You wanting Chef to graft AND cook? Or if you plan to cook, wouldn't that be like trying to take Richard Petty for a drive? 

I'm going to try the Jenter next season, time just got away this summer to experiment making our own queens. I think I could graft, the eyes are still OK (don't need glasses YET at 49), but after talking to some Jenter users, this is going to be my choice of methods.


----------



## Scott J. (Feb 6, 2007)

Swobee said:'You wanting Chef to graft AND cook? Or if you plan to cook, wouldn't that be like trying to take Richard Petty for a drive?' 

As far as cooking goes, I can burn water with the best of them! Now the grafting part would be for Isaac's enjoyment. I bought a nuc from him this spring and had a small hickup with it after I brought it home. Isaac drove out to my place to take care of it and in the process he brought an extra queen just in case that was needed. Long story longer... he took a few brood frames out of a hive that had a ferel queen that I caught last summer and made another nuc. The feral queen he noticed was doing very well and I had offered him the opertunity to graft some larvae. As far as me cooking something and not killing all his taste buds.....He would be taking a big chance!


----------



## Chef Isaac (Jul 26, 2004)

Scott: We really need to hook up and do this. I need to check my schedule and get back to you. When are your days off? I have Monday off.


----------



## Chef Isaac (Jul 26, 2004)

And JUST FORTHE RECORD: I am an easy person to please. Simple cooking is the best.


----------



## Scott J. (Feb 6, 2007)

Hey Chef,
My normal days off are Saturday and Sunday. If your not able to Come by on those days I could take a day of vacation on a Monday. Let me know what works for you. I'll confine the queen on a comb that you can either take with you to graft at my house or take back home and do it there. We Can make an afternoon of it. Scott


----------



## Michael Bush (Aug 2, 2002)

I reuse them all.


----------

--- --- ---

TASK LIST =
[A] Please list every day of the week named in the beekeeping thread.
[B] In the beekeeping thread, what extra thing did Isaac bring when he drove out to fix the problem with the nuc?

RAW RECORDS =
--- --- ---

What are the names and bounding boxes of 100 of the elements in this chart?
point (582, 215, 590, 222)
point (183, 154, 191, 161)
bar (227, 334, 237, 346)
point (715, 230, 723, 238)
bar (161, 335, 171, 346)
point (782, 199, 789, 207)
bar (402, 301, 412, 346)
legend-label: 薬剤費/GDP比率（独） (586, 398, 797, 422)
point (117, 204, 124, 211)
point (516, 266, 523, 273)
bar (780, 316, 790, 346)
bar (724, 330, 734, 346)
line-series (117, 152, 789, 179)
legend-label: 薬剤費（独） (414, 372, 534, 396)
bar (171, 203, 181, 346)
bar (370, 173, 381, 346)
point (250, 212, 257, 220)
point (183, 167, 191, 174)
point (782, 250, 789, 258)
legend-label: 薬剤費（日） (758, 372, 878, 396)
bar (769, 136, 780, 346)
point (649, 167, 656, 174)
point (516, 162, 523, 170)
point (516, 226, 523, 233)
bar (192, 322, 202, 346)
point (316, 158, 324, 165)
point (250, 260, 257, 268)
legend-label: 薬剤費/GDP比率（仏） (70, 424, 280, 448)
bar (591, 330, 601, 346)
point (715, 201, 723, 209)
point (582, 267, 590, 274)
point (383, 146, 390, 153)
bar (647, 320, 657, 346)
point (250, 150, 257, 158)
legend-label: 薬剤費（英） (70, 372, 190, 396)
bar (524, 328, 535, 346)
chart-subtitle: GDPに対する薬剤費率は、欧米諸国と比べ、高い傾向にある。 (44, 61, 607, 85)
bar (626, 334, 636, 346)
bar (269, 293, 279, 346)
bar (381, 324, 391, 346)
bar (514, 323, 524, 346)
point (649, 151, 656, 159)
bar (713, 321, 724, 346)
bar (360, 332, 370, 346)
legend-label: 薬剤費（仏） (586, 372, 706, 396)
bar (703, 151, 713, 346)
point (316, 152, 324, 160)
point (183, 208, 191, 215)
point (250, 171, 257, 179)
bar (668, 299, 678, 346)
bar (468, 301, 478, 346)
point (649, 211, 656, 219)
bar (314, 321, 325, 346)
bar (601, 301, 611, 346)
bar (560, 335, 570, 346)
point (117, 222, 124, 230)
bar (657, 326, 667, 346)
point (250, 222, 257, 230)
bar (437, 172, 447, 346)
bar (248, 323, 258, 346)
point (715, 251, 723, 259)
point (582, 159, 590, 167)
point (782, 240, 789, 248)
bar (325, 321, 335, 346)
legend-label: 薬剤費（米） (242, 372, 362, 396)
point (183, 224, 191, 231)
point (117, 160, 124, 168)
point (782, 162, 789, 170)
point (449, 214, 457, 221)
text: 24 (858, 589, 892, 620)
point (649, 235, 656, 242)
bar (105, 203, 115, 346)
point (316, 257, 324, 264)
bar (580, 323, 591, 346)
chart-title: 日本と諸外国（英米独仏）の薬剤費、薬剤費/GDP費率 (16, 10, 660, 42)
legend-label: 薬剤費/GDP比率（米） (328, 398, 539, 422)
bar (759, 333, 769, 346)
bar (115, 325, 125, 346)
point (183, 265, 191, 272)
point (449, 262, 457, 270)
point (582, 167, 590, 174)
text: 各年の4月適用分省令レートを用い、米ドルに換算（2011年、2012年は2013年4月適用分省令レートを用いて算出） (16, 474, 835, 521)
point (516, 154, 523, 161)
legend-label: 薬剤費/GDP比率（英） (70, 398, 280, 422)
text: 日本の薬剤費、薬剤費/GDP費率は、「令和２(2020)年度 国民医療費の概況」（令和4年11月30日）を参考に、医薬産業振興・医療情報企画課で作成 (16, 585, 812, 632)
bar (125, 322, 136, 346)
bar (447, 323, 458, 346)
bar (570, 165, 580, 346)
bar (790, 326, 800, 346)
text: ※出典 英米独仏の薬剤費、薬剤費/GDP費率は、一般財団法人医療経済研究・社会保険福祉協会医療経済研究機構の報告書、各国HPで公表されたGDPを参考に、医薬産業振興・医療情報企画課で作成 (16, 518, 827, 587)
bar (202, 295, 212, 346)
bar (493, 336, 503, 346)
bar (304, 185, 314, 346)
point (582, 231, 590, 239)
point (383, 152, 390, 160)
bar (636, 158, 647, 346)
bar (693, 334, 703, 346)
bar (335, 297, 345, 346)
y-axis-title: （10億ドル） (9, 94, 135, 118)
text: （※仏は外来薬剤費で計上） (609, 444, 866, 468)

--- --- ---

EXERCISE RESPONSES =
[A] Monday, Saturday, Sunday

[B] An extra queen, in case one was needed.